### Raw records
——————————
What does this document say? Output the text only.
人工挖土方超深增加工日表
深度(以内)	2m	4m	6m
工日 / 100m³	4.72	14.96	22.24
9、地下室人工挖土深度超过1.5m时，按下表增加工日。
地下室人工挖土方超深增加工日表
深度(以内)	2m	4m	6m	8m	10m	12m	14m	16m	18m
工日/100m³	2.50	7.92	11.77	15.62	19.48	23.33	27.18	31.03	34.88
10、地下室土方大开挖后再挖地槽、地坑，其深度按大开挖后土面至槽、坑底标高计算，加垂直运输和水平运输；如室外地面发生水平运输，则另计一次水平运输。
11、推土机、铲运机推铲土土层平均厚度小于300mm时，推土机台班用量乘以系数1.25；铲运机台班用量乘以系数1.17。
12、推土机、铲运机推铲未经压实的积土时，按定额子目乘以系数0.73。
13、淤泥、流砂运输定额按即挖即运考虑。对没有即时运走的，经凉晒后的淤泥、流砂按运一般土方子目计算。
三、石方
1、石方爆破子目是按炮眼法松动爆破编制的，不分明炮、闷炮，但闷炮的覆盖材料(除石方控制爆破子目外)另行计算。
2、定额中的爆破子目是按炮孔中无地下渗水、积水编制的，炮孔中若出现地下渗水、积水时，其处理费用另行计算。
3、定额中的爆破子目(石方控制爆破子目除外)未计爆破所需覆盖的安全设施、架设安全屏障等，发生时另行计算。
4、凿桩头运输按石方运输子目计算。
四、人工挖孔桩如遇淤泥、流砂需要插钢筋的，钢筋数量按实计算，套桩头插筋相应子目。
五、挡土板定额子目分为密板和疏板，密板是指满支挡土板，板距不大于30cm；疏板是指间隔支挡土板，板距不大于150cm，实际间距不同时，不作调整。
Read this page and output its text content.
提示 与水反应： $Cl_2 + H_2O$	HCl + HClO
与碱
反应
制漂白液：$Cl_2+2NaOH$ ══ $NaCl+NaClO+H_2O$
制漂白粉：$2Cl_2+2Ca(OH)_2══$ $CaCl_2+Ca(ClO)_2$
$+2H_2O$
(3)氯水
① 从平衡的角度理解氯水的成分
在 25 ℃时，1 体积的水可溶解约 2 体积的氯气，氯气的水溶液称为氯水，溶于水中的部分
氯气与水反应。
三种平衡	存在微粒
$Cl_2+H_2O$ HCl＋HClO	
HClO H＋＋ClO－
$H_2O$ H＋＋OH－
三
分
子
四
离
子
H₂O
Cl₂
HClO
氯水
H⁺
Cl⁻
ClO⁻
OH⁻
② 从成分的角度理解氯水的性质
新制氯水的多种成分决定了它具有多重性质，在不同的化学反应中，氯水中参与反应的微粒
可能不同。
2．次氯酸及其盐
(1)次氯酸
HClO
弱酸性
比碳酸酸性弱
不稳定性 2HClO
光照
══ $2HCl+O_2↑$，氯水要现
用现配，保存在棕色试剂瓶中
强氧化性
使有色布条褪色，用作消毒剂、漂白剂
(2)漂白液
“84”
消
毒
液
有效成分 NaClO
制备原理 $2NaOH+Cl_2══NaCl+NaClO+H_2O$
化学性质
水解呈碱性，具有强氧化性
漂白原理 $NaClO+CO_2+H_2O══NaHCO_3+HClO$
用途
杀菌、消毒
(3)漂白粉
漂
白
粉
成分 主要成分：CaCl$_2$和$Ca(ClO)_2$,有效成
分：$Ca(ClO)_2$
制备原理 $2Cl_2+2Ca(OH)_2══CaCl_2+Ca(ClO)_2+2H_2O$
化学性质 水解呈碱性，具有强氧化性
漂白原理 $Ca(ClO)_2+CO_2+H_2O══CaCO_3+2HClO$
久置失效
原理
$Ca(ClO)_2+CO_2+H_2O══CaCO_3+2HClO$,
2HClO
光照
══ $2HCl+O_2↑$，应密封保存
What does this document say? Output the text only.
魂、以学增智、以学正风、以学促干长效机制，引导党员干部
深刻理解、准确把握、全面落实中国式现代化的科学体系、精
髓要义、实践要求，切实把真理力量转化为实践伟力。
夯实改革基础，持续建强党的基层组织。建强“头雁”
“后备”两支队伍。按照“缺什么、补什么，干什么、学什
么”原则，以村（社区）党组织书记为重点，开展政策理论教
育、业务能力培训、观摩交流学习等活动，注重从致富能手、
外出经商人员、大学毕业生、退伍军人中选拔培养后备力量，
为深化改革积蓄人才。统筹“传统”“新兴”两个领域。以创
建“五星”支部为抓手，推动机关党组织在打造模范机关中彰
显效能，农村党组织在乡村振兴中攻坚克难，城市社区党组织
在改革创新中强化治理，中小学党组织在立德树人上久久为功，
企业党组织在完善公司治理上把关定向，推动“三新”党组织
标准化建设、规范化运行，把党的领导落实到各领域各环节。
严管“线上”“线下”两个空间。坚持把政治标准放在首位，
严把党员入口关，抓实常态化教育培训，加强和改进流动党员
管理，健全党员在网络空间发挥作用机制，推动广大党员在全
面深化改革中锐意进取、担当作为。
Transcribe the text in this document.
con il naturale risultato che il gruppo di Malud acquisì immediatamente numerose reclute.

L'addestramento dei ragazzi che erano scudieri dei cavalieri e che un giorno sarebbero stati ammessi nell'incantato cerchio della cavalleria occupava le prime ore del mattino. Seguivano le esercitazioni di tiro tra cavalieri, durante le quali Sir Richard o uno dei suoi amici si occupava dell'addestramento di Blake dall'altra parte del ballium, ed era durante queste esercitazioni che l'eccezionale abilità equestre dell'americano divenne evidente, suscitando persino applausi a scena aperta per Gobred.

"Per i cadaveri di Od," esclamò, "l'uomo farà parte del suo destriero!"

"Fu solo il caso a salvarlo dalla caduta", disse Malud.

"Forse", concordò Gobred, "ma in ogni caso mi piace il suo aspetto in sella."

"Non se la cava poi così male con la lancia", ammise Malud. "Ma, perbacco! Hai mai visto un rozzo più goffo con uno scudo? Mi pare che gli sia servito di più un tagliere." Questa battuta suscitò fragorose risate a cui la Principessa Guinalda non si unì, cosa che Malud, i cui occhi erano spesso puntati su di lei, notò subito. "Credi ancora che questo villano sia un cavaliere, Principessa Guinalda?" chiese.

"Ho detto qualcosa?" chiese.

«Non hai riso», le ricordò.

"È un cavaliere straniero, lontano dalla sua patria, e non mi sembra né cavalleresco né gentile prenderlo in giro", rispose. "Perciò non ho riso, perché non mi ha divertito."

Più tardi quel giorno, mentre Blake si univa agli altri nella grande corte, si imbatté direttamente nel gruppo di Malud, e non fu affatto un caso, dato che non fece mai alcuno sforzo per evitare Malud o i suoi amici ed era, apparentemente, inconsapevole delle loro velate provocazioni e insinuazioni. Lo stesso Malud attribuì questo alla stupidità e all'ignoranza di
——————————
### TO BE DONE
Copy the material above back out, exactly as written.

### OUTPUT
What does this document say? Output the text only.
人工挖土方超深增加工日表
深度(以内)	2m	4m	6m
工日 / 100m³	4.72	14.96	22.24
9、地下室人工挖土深度超过1.5m时，按下表增加工日。
地下室人工挖土方超深增加工日表
深度(以内)	2m	4m	6m	8m	10m	12m	14m	16m	18m
工日/100m³	2.50	7.92	11.77	15.62	19.48	23.33	27.18	31.03	34.88
10、地下室土方大开挖后再挖地槽、地坑，其深度按大开挖后土面至槽、坑底标高计算，加垂直运输和水平运输；如室外地面发生水平运输，则另计一次水平运输。
11、推土机、铲运机推铲土土层平均厚度小于300mm时，推土机台班用量乘以系数1.25；铲运机台班用量乘以系数1.17。
12、推土机、铲运机推铲未经压实的积土时，按定额子目乘以系数0.73。
13、淤泥、流砂运输定额按即挖即运考虑。对没有即时运走的，经凉晒后的淤泥、流砂按运一般土方子目计算。
三、石方
1、石方爆破子目是按炮眼法松动爆破编制的，不分明炮、闷炮，但闷炮的覆盖材料(除石方控制爆破子目外)另行计算。
2、定额中的爆破子目是按炮孔中无地下渗水、积水编制的，炮孔中若出现地下渗水、积水时，其处理费用另行计算。
3、定额中的爆破子目(石方控制爆破子目除外)未计爆破所需覆盖的安全设施、架设安全屏障等，发生时另行计算。
4、凿桩头运输按石方运输子目计算。
四、人工挖孔桩如遇淤泥、流砂需要插钢筋的，钢筋数量按实计算，套桩头插筋相应子目。
五、挡土板定额子目分为密板和疏板，密板是指满支挡土板，板距不大于30cm；疏板是指间隔支挡土板，板距不大于150cm，实际间距不同时，不作调整。
Read this page and output its text content.
提示 与水反应： $Cl_2 + H_2O$	HCl + HClO
与碱
反应
制漂白液：$Cl_2+2NaOH$ ══ $NaCl+NaClO+H_2O$
制漂白粉：$2Cl_2+2Ca(OH)_2══$ $CaCl_2+Ca(ClO)_2$
$+2H_2O$
(3)氯水
① 从平衡的角度理解氯水的成分
在 25 ℃时，1 体积的水可溶解约 2 体积的氯气，氯气的水溶液称为氯水，溶于水中的部分
氯气与水反应。
三种平衡	存在微粒
$Cl_2+H_2O$ HCl＋HClO	
HClO H＋＋ClO－
$H_2O$ H＋＋OH－
三
分
子
四
离
子
H₂O
Cl₂
HClO
氯水
H⁺
Cl⁻
ClO⁻
OH⁻
② 从成分的角度理解氯水的性质
新制氯水的多种成分决定了它具有多重性质，在不同的化学反应中，氯水中参与反应的微粒
可能不同。
2．次氯酸及其盐
(1)次氯酸
HClO
弱酸性
比碳酸酸性弱
不稳定性 2HClO
光照
══ $2HCl+O_2↑$，氯水要现
用现配，保存在棕色试剂瓶中
强氧化性
使有色布条褪色，用作消毒剂、漂白剂
(2)漂白液
“84”
消
毒
液
有效成分 NaClO
制备原理 $2NaOH+Cl_2══NaCl+NaClO+H_2O$
化学性质
水解呈碱性，具有强氧化性
漂白原理 $NaClO+CO_2+H_2O══NaHCO_3+HClO$
用途
杀菌、消毒
(3)漂白粉
漂
白
粉
成分 主要成分：CaCl$_2$和$Ca(ClO)_2$,有效成
分：$Ca(ClO)_2$
制备原理 $2Cl_2+2Ca(OH)_2══CaCl_2+Ca(ClO)_2+2H_2O$
化学性质 水解呈碱性，具有强氧化性
漂白原理 $Ca(ClO)_2+CO_2+H_2O══CaCO_3+2HClO$
久置失效
原理
$Ca(ClO)_2+CO_2+H_2O══CaCO_3+2HClO$,
2HClO
光照
══ $2HCl+O_2↑$，应密封保存
What does this document say? Output the text only.
魂、以学增智、以学正风、以学促干长效机制，引导党员干部
深刻理解、准确把握、全面落实中国式现代化的科学体系、精
髓要义、实践要求，切实把真理力量转化为实践伟力。
夯实改革基础，持续建强党的基层组织。建强“头雁”
“后备”两支队伍。按照“缺什么、补什么，干什么、学什
么”原则，以村（社区）党组织书记为重点，开展政策理论教
育、业务能力培训、观摩交流学习等活动，注重从致富能手、
外出经商人员、大学毕业生、退伍军人中选拔培养后备力量，
为深化改革积蓄人才。统筹“传统”“新兴”两个领域。以创
建“五星”支部为抓手，推动机关党组织在打造模范机关中彰
显效能，农村党组织在乡村振兴中攻坚克难，城市社区党组织
在改革创新中强化治理，中小学党组织在立德树人上久久为功，
企业党组织在完善公司治理上把关定向，推动“三新”党组织
标准化建设、规范化运行，把党的领导落实到各领域各环节。
严管“线上”“线下”两个空间。坚持把政治标准放在首位，
严把党员入口关，抓实常态化教育培训，加强和改进流动党员
管理，健全党员在网络空间发挥作用机制，推动广大党员在全
面深化改革中锐意进取、担当作为。
Transcribe the text in this document.
con il naturale risultato che il gruppo di Malud acquisì immediatamente numerose reclute.

L'addestramento dei ragazzi che erano scudieri dei cavalieri e che un giorno sarebbero stati ammessi nell'incantato cerchio della cavalleria occupava le prime ore del mattino. Seguivano le esercitazioni di tiro tra cavalieri, durante le quali Sir Richard o uno dei suoi amici si occupava dell'addestramento di Blake dall'altra parte del ballium, ed era durante queste esercitazioni che l'eccezionale abilità equestre dell'americano divenne evidente, suscitando persino applausi a scena aperta per Gobred.

"Per i cadaveri di Od," esclamò, "l'uomo farà parte del suo destriero!"

"Fu solo il caso a salvarlo dalla caduta", disse Malud.

"Forse", concordò Gobred, "ma in ogni caso mi piace il suo aspetto in sella."

"Non se la cava poi così male con la lancia", ammise Malud. "Ma, perbacco! Hai mai visto un rozzo più goffo con uno scudo? Mi pare che gli sia servito di più un tagliere." Questa battuta suscitò fragorose risate a cui la Principessa Guinalda non si unì, cosa che Malud, i cui occhi erano spesso puntati su di lei, notò subito. "Credi ancora che questo villano sia un cavaliere, Principessa Guinalda?" chiese.

"Ho detto qualcosa?" chiese.

«Non hai riso», le ricordò.

"È un cavaliere straniero, lontano dalla sua patria, e non mi sembra né cavalleresco né gentile prenderlo in giro", rispose. "Perciò non ho riso, perché non mi ha divertito."

Più tardi quel giorno, mentre Blake si univa agli altri nella grande corte, si imbatté direttamente nel gruppo di Malud, e non fu affatto un caso, dato che non fece mai alcuno sforzo per evitare Malud o i suoi amici ed era, apparentemente, inconsapevole delle loro velate provocazioni e insinuazioni. Lo stesso Malud attribuì questo alla stupidità e all'ignoranza di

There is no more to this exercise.